▸ INSTRUCTIONS FOR THE TASK
Below is a listing. Gather each line of it that contains "Scored".

▸ GIVEN DATA
>> begin
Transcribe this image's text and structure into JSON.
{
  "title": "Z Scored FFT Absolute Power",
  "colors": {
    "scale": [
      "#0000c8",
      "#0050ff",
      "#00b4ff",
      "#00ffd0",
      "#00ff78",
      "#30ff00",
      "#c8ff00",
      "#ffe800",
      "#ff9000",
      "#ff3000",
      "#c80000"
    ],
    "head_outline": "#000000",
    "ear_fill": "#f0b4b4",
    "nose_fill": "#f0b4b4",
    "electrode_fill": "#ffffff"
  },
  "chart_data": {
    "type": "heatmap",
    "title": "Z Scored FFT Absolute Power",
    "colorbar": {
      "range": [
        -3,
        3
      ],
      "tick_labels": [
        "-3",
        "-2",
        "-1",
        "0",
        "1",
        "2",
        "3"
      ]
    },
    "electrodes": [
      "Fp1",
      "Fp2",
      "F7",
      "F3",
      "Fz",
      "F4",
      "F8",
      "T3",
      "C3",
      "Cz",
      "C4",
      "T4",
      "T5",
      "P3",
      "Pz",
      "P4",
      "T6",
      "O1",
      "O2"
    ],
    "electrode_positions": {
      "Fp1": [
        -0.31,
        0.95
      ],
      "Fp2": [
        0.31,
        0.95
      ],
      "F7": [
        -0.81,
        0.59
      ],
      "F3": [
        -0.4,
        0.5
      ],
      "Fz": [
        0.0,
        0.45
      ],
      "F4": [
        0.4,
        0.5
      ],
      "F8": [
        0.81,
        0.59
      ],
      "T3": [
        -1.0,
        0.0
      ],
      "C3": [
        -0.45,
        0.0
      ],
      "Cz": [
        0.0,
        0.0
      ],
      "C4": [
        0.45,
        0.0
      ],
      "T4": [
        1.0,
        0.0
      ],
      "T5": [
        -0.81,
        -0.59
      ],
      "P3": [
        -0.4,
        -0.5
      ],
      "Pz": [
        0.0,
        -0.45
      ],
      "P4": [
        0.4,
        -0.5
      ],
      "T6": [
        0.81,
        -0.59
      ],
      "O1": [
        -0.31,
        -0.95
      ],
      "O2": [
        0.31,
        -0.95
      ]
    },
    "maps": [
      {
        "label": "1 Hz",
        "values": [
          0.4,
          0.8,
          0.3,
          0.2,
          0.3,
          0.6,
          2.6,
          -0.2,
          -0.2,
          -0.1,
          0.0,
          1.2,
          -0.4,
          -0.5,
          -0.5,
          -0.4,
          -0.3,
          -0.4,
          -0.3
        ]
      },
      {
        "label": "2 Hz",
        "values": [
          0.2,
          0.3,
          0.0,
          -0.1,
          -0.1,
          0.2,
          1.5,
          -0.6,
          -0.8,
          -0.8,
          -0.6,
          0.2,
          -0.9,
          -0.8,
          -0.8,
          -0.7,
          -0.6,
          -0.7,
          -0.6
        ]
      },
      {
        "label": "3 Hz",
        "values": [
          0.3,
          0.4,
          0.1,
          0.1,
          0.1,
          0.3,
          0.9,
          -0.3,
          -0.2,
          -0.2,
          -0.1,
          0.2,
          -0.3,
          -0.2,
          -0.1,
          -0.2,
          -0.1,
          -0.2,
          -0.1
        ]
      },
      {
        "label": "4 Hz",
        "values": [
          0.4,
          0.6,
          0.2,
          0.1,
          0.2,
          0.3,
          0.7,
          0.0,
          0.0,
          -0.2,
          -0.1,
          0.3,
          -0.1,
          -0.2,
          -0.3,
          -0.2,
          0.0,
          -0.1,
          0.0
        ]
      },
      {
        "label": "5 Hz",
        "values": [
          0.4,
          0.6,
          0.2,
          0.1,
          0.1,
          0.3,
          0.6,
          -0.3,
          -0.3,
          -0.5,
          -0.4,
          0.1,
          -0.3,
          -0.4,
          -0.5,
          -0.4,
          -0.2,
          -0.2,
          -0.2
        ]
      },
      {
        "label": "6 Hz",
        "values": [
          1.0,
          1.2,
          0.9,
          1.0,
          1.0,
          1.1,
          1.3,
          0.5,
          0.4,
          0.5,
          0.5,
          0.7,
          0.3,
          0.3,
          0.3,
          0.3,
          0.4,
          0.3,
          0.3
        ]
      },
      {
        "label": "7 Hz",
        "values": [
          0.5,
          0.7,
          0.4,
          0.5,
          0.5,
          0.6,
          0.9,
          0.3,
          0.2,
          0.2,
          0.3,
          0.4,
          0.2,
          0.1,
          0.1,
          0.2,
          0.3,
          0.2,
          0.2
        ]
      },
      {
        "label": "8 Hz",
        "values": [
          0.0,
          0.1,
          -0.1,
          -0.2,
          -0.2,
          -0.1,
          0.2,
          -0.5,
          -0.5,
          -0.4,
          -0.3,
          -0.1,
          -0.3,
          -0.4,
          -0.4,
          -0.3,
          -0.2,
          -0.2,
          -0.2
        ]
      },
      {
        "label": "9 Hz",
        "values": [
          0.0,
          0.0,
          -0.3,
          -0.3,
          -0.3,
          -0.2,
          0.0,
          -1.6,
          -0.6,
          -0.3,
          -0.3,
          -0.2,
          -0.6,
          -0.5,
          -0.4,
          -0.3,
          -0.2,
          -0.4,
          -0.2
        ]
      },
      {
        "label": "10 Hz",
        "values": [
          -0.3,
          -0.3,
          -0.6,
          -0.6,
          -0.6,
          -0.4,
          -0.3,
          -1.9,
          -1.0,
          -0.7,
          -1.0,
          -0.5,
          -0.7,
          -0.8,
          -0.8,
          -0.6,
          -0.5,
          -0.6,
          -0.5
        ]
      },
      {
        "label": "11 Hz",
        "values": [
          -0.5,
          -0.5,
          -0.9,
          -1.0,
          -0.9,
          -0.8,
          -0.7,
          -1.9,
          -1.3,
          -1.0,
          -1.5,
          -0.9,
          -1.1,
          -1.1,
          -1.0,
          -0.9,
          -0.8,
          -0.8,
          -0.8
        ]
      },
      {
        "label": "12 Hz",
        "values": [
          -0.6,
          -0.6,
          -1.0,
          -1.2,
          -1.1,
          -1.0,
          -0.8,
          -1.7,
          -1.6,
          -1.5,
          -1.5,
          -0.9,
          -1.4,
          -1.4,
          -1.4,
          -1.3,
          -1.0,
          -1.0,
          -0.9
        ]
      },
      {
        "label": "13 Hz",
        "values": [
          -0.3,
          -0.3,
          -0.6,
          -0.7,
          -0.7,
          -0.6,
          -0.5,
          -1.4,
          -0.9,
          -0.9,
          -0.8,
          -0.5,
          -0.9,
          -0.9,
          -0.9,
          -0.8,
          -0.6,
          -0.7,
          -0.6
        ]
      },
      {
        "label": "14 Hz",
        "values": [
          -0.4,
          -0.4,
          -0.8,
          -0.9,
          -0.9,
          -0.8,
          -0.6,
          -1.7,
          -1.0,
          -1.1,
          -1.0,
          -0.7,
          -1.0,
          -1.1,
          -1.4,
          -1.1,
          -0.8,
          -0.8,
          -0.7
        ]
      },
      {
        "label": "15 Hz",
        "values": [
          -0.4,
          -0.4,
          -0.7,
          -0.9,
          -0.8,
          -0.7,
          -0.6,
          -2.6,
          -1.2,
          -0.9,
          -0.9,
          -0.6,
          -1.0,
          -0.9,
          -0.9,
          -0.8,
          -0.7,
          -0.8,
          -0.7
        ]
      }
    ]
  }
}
>> end
▸ RESULT BELOW
  "title": "Z Scored FFT Absolute Power",
    "title": "Z Scored FFT Absolute Power",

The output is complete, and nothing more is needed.